> _Выбранный отрывок_
= = = = = = =
Читаем Участники Январского восстания, сосланные в Западную Сибирь, в восприятии российской администрации и жителей Сибири полностью

Первыми политическими ссыльными в Ялуторовске были декабристы, потом поляки, затем народники и народовольцы. Я хочу здесь остановиться на повстанцах поляках.

* * *

На одной из трех улиц этого сибирского административного центра сохранялся при мне дом дворянской архитектуры в стиле ампир, с колоннами посреди фронтона с двухсветным залом, с крыльями. Сзади дома темнели густые заросли елей и берез, рассаженные по плану старых дворянских усадеб. Деревянная крыша поросла мохом, и местами в ней зияли дыры. Окна были заколочены досками. Никто в нем не жил, не было сторожа. У дома не было и хозяина. Это было брошенное гнездо, редкий в Сибири памятник крепостной эпохи, построенный здесь по капризу миллионера-откупщика Мясникова[359].

Мой квартирный хозяин любил рассказывать, как сюда приезжал раза два в год с гостями хозяин, задавая балы на весь уезд с музыкантами и со всякими пьяными безобразиями. При мне дом уже разваливался, никому не нужный, неинтересный, дремотно доживавший свои дни. Его слава и блеск закатились вместе с упразднением откупов, в начале 60-х годов прошлого века, и вслед за этим, дом постигла совершенно необыкновенная судьба. Когда, после восстания в Польше в 1863 году, в Ялуторовск пригнали в ссылку большую партию польских повстанцев, то им был предоставлен для жительства именно этот необыкновенный, совсем неподходящий для жилья дворец откупщика, и повстанцы разместились в нем в числе больше 108 человек[360].

Когда я узнал эту историю, меня потянуло внутрь, захотелось представить себе, как они жили. И вот, как-то утром, в июне 1906 года, меня привел осматривать этот дом мой хозяин, старый отставной ялуторовский казначей. Мы осмотрели дом с улицы, пощупали руками толстые деревянные колонны, потом перелезли через разломанный забор и пробрались по густым зарослям бурьяна и крапивы к задней стене. Двери оказались заколоченными. Тогда мы отодрали две доски с окна в зале, освещенном сквозь щели через забитые досками окна. Зал был большой, высокий, с хорами для музыкантов.

При нашем появлении, в разных местах его послышались легкие шорохи, всполошились летучие мыши и стали бесшумно носиться. Мы остановились, ожидая пока угомонятся от испуга эти единственные теперь жильцы и хозяева дома. Мы не двигались, и мыши привыкли к нам и одна за другой стали цепляться крылатыми лапками за стены у своих гнезд.

Глаза наши привыкли к полутьме зала, и перед нами вырисовалась картина: посредине зала из конца в конец шел коридор, огороженный не струганными столбами. По обе стороны столбов досчатые перекрытия разгораживали помещение на три этажа. Вертикальные перегородки делили этажи на закуты. От закут вниз к полу опускались приставные лестницы, как у сеновалов. Внутри закут были устроены нары и укреплены длинные тесовые столы.
= = = = = = =
> _Формулировка задания_
Перепишите дословно часть отрывка о польских ссыльных в Ялуторовске, начиная со слов «Когда я узнал» и заканчивая словами «хорами для музыкантов.».

[Записи набора данных о разметке]
= = = = = = =
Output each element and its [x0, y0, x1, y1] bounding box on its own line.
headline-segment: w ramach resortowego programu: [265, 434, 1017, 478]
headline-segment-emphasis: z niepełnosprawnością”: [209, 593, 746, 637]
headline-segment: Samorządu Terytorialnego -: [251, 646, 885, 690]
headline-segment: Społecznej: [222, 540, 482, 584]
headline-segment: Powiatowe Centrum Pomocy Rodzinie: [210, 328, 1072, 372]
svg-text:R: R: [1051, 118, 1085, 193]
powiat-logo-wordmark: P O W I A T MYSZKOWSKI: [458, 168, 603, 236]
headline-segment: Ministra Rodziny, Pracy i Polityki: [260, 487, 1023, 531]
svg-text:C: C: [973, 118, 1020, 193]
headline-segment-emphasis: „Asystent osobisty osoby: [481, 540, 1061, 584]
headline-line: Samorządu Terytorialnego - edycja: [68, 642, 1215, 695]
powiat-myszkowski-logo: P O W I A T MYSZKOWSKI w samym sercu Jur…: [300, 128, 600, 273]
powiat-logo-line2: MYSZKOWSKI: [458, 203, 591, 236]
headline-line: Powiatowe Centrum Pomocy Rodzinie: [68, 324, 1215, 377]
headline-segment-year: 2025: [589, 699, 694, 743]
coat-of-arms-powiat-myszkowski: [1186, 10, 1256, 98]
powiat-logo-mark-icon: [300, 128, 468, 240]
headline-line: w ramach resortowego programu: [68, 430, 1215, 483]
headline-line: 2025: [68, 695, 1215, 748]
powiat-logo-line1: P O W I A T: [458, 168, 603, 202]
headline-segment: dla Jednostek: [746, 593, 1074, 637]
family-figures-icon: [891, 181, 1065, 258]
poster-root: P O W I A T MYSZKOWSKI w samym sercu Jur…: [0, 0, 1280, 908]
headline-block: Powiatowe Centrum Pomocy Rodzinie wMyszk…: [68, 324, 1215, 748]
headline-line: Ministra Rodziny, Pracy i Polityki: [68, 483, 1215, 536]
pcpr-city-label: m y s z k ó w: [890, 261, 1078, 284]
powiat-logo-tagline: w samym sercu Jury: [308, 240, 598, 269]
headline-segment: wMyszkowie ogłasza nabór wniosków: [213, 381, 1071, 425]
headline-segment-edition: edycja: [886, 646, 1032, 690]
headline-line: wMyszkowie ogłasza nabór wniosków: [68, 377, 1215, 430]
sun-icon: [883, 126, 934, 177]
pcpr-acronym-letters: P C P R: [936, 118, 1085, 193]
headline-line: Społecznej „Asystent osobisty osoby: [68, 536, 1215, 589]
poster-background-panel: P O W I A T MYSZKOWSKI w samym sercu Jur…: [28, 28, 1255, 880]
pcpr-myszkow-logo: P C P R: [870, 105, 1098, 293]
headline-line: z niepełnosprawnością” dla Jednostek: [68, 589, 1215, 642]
= = = = = = =
> _Результат_
Когда я узнал эту историю, меня потянуло внутрь, захотелось представить себе, как они жили. И вот, как-то утром, в июне 1906 года, меня привел осматривать этот дом мой хозяин, старый отставной ялуторовский казначей. Мы осмотрели дом с улицы, пощупали руками толстые деревянные колонны, потом перелезли через разломанный забор и пробрались по густым зарослям бурьяна и крапивы к задней стене. Двери оказались заколоченными. Тогда мы отодрали две доски с окна в зале, освещенном сквозь щели через забитые досками окна. Зал был большой, высокий, с хорами для музыкантов.